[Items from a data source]

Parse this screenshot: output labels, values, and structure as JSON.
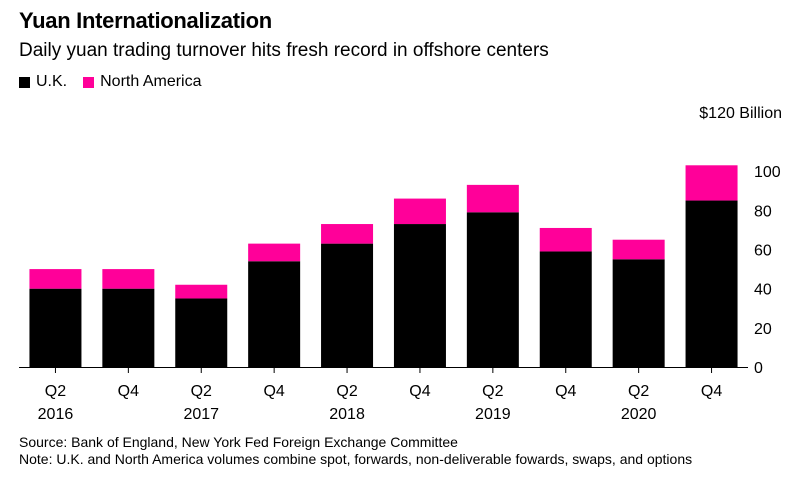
{
  "title": "Yuan Internationalization",
  "subtitle": "Daily yuan trading turnover hits fresh record in offshore centers",
  "legend": [
    {
      "label": "U.K.",
      "color": "#000000"
    },
    {
      "label": "North America",
      "color": "#ff0099"
    }
  ],
  "footer": {
    "source": "Source: Bank of England, New York Fed Foreign Exchange Committee",
    "note": "Note: U.K. and North America volumes combine spot, forwards, non-deliverable fowards, swaps, and options"
  },
  "chart_data": {
    "type": "bar",
    "stacked": true,
    "title": "Yuan Internationalization",
    "categories": [
      "Q2 2016",
      "Q4 2016",
      "Q2 2017",
      "Q4 2017",
      "Q2 2018",
      "Q4 2018",
      "Q2 2019",
      "Q4 2019",
      "Q2 2020",
      "Q4 2020"
    ],
    "tick_labels": [
      {
        "line1": "Q2",
        "line2": "2016"
      },
      {
        "line1": "Q4",
        "line2": ""
      },
      {
        "line1": "Q2",
        "line2": "2017"
      },
      {
        "line1": "Q4",
        "line2": ""
      },
      {
        "line1": "Q2",
        "line2": "2018"
      },
      {
        "line1": "Q4",
        "line2": ""
      },
      {
        "line1": "Q2",
        "line2": "2019"
      },
      {
        "line1": "Q4",
        "line2": ""
      },
      {
        "line1": "Q2",
        "line2": "2020"
      },
      {
        "line1": "Q4",
        "line2": ""
      }
    ],
    "series": [
      {
        "name": "U.K.",
        "color": "#000000",
        "values": [
          40,
          40,
          35,
          54,
          63,
          73,
          79,
          59,
          55,
          85
        ]
      },
      {
        "name": "North America",
        "color": "#ff0099",
        "values": [
          10,
          10,
          7,
          9,
          10,
          13,
          14,
          12,
          10,
          18
        ]
      }
    ],
    "ylim": [
      0,
      120
    ],
    "yticks": [
      0,
      20,
      40,
      60,
      80,
      100
    ],
    "ytick_top_label": "$120 Billion",
    "ylabel": "",
    "xlabel": "",
    "y_axis_position": "right"
  }
}
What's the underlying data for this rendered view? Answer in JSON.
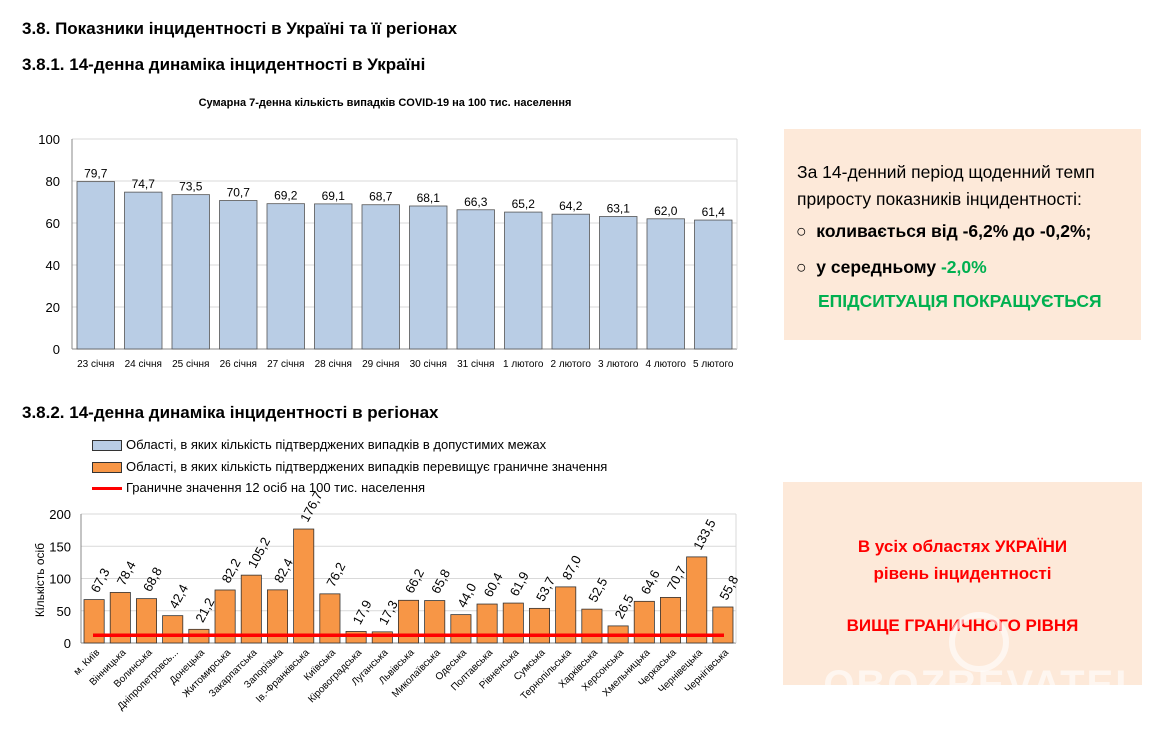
{
  "headings": {
    "section": "3.8.  Показники інцидентності в Україні та її регіонах",
    "sub1": "3.8.1.   14-денна динаміка інцидентності в Україні",
    "sub2": "3.8.2.   14-денна динаміка інцидентності в регіонах"
  },
  "panel_ukraine": {
    "text": "За 14-денний період щоденний темп приросту показників інцидентності:",
    "bullet1": "коливається від -6,2% до -0,2%;",
    "bullet2_prefix": "у середньому ",
    "bullet2_value": "-2,0%",
    "conclusion": "ЕПІДСИТУАЦІЯ ПОКРАЩУЄТЬСЯ",
    "bullet_icon": "circle-outline-icon",
    "accent": "#00b050"
  },
  "panel_regions": {
    "line1": "В усіх областях УКРАЇНИ",
    "line2": "рівень інцидентності",
    "line3": "ВИЩЕ ГРАНИЧНОГО РІВНЯ",
    "color": "#ff0000",
    "watermark": "OBOZREVATEL"
  },
  "chart_data": [
    {
      "type": "bar",
      "title": "Сумарна 7-денна кількість випадків COVID-19 на 100 тис. населення",
      "categories": [
        "23 січня",
        "24 січня",
        "25 січня",
        "26 січня",
        "27 січня",
        "28 січня",
        "29 січня",
        "30 січня",
        "31 січня",
        "1 лютого",
        "2 лютого",
        "3 лютого",
        "4 лютого",
        "5 лютого"
      ],
      "values": [
        79.7,
        74.7,
        73.5,
        70.7,
        69.2,
        69.1,
        68.7,
        68.1,
        66.3,
        65.2,
        64.2,
        63.1,
        62.0,
        61.4
      ],
      "labels": [
        "79,7",
        "74,7",
        "73,5",
        "70,7",
        "69,2",
        "69,1",
        "68,7",
        "68,1",
        "66,3",
        "65,2",
        "64,2",
        "63,1",
        "62,0",
        "61,4"
      ],
      "ylim": [
        0,
        100
      ],
      "yticks": [
        "0",
        "20",
        "40",
        "60",
        "80",
        "100"
      ],
      "grid": true,
      "bar_color": "#b9cde5"
    },
    {
      "type": "bar",
      "ylabel": "Кількість осіб",
      "categories": [
        "м. Київ",
        "Вінницька",
        "Волинська",
        "Дніпропетровсь...",
        "Донецька",
        "Житомирська",
        "Закарпатська",
        "Запорізька",
        "Ів.-Франківська",
        "Київська",
        "Кіровоградська",
        "Луганська",
        "Львівська",
        "Миколаївська",
        "Одеська",
        "Полтавська",
        "Рівненська",
        "Сумська",
        "Тернопільська",
        "Харківська",
        "Херсонська",
        "Хмельницька",
        "Черкаська",
        "Чернівецька",
        "Чернігівська"
      ],
      "values": [
        67.3,
        78.4,
        68.8,
        42.4,
        21.2,
        82.2,
        105.2,
        82.4,
        176.7,
        76.2,
        17.9,
        17.3,
        66.2,
        65.8,
        44.0,
        60.4,
        61.9,
        53.7,
        87.0,
        52.5,
        26.5,
        64.6,
        70.7,
        133.5,
        55.8
      ],
      "labels": [
        "67,3",
        "78,4",
        "68,8",
        "42,4",
        "21,2",
        "82,2",
        "105,2",
        "82,4",
        "176,7",
        "76,2",
        "17,9",
        "17,3",
        "66,2",
        "65,8",
        "44,0",
        "60,4",
        "61,9",
        "53,7",
        "87,0",
        "52,5",
        "26,5",
        "64,6",
        "70,7",
        "133,5",
        "55,8"
      ],
      "threshold": 12,
      "ylim": [
        0,
        200
      ],
      "yticks": [
        "0",
        "50",
        "100",
        "150",
        "200"
      ],
      "grid": true,
      "legend": [
        {
          "label": "Області, в яких кількість підтверджених випадків в допустимих межах",
          "color": "#b9cde5"
        },
        {
          "label": "Області, в яких кількість підтверджених випадків перевищує граничне значення",
          "color": "#f79646"
        },
        {
          "label": "Граничне значення 12 осіб на 100 тис. населення",
          "color": "#ff0000"
        }
      ],
      "legend_position": "top-left"
    }
  ]
}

▶ _Directive_: All entries must be written out again exactly as given, with no pictures in the copy.

▶ _Output_:
Parse this screenshot: output labels, values, and structure as JSON.
{
  "title": "Yuan Internationalization",
  "subtitle": "Daily yuan trading turnover hits fresh record in offshore centers",
  "legend": [
    {
      "label": "U.K.",
      "color": "#000000"
    },
    {
      "label": "North America",
      "color": "#ff0099"
    }
  ],
  "footer": {
    "source": "Source: Bank of England, New York Fed Foreign Exchange Committee",
    "note": "Note: U.K. and North America volumes combine spot, forwards, non-deliverable fowards, swaps, and options"
  },
  "chart_data": {
    "type": "bar",
    "stacked": true,
    "title": "Yuan Internationalization",
    "categories": [
      "Q2 2016",
      "Q4 2016",
      "Q2 2017",
      "Q4 2017",
      "Q2 2018",
      "Q4 2018",
      "Q2 2019",
      "Q4 2019",
      "Q2 2020",
      "Q4 2020"
    ],
    "tick_labels": [
      {
        "line1": "Q2",
        "line2": "2016"
      },
      {
        "line1": "Q4",
        "line2": ""
      },
      {
        "line1": "Q2",
        "line2": "2017"
      },
      {
        "line1": "Q4",
        "line2": ""
      },
      {
        "line1": "Q2",
        "line2": "2018"
      },
      {
        "line1": "Q4",
        "line2": ""
      },
      {
        "line1": "Q2",
        "line2": "2019"
      },
      {
        "line1": "Q4",
        "line2": ""
      },
      {
        "line1": "Q2",
        "line2": "2020"
      },
      {
        "line1": "Q4",
        "line2": ""
      }
    ],
    "series": [
      {
        "name": "U.K.",
        "color": "#000000",
        "values": [
          40,
          40,
          35,
          54,
          63,
          73,
          79,
          59,
          55,
          85
        ]
      },
      {
        "name": "North America",
        "color": "#ff0099",
        "values": [
          10,
          10,
          7,
          9,
          10,
          13,
          14,
          12,
          10,
          18
        ]
      }
    ],
    "ylim": [
      0,
      120
    ],
    "yticks": [
      0,
      20,
      40,
      60,
      80,
      100
    ],
    "ytick_top_label": "$120 Billion",
    "ylabel": "",
    "xlabel": "",
    "y_axis_position": "right"
  }
}
What's the underlying data for this rendered view? Answer in JSON.
{
  "headings": {
    "section": "3.8.  Показники інцидентності в Україні та її регіонах",
    "sub1": "3.8.1.   14-денна динаміка інцидентності в Україні",
    "sub2": "3.8.2.   14-денна динаміка інцидентності в регіонах"
  },
  "panel_ukraine": {
    "text": "За 14-денний період щоденний темп приросту показників інцидентності:",
    "bullet1": "коливається від -6,2% до -0,2%;",
    "bullet2_prefix": "у середньому ",
    "bullet2_value": "-2,0%",
    "conclusion": "ЕПІДСИТУАЦІЯ ПОКРАЩУЄТЬСЯ",
    "bullet_icon": "circle-outline-icon",
    "accent": "#00b050"
  },
  "panel_regions": {
    "line1": "В усіх областях УКРАЇНИ",
    "line2": "рівень інцидентності",
    "line3": "ВИЩЕ ГРАНИЧНОГО РІВНЯ",
    "color": "#ff0000",
    "watermark": "OBOZREVATEL"
  },
  "chart_data": [
    {
      "type": "bar",
      "title": "Сумарна 7-денна кількість випадків COVID-19 на 100 тис. населення",
      "categories": [
        "23 січня",
        "24 січня",
        "25 січня",
        "26 січня",
        "27 січня",
        "28 січня",
        "29 січня",
        "30 січня",
        "31 січня",
        "1 лютого",
        "2 лютого",
        "3 лютого",
        "4 лютого",
        "5 лютого"
      ],
      "values": [
        79.7,
        74.7,
        73.5,
        70.7,
        69.2,
        69.1,
        68.7,
        68.1,
        66.3,
        65.2,
        64.2,
        63.1,
        62.0,
        61.4
      ],
      "labels": [
        "79,7",
        "74,7",
        "73,5",
        "70,7",
        "69,2",
        "69,1",
        "68,7",
        "68,1",
        "66,3",
        "65,2",
        "64,2",
        "63,1",
        "62,0",
        "61,4"
      ],
      "ylim": [
        0,
        100
      ],
      "yticks": [
        "0",
        "20",
        "40",
        "60",
        "80",
        "100"
      ],
      "grid": true,
      "bar_color": "#b9cde5"
    },
    {
      "type": "bar",
      "ylabel": "Кількість осіб",
      "categories": [
        "м. Київ",
        "Вінницька",
        "Волинська",
        "Дніпропетровсь...",
        "Донецька",
        "Житомирська",
        "Закарпатська",
        "Запорізька",
        "Ів.-Франківська",
        "Київська",
        "Кіровоградська",
        "Луганська",
        "Львівська",
        "Миколаївська",
        "Одеська",
        "Полтавська",
        "Рівненська",
        "Сумська",
        "Тернопільська",
        "Харківська",
        "Херсонська",
        "Хмельницька",
        "Черкаська",
        "Чернівецька",
        "Чернігівська"
      ],
      "values": [
        67.3,
        78.4,
        68.8,
        42.4,
        21.2,
        82.2,
        105.2,
        82.4,
        176.7,
        76.2,
        17.9,
        17.3,
        66.2,
        65.8,
        44.0,
        60.4,
        61.9,
        53.7,
        87.0,
        52.5,
        26.5,
        64.6,
        70.7,
        133.5,
        55.8
      ],
      "labels": [
        "67,3",
        "78,4",
        "68,8",
        "42,4",
        "21,2",
        "82,2",
        "105,2",
        "82,4",
        "176,7",
        "76,2",
        "17,9",
        "17,3",
        "66,2",
        "65,8",
        "44,0",
        "60,4",
        "61,9",
        "53,7",
        "87,0",
        "52,5",
        "26,5",
        "64,6",
        "70,7",
        "133,5",
        "55,8"
      ],
      "threshold": 12,
      "ylim": [
        0,
        200
      ],
      "yticks": [
        "0",
        "50",
        "100",
        "150",
        "200"
      ],
      "grid": true,
      "legend": [
        {
          "label": "Області, в яких кількість підтверджених випадків в допустимих межах",
          "color": "#b9cde5"
        },
        {
          "label": "Області, в яких кількість підтверджених випадків перевищує граничне значення",
          "color": "#f79646"
        },
        {
          "label": "Граничне значення 12 осіб на 100 тис. населення",
          "color": "#ff0000"
        }
      ],
      "legend_position": "top-left"
    }
  ]
}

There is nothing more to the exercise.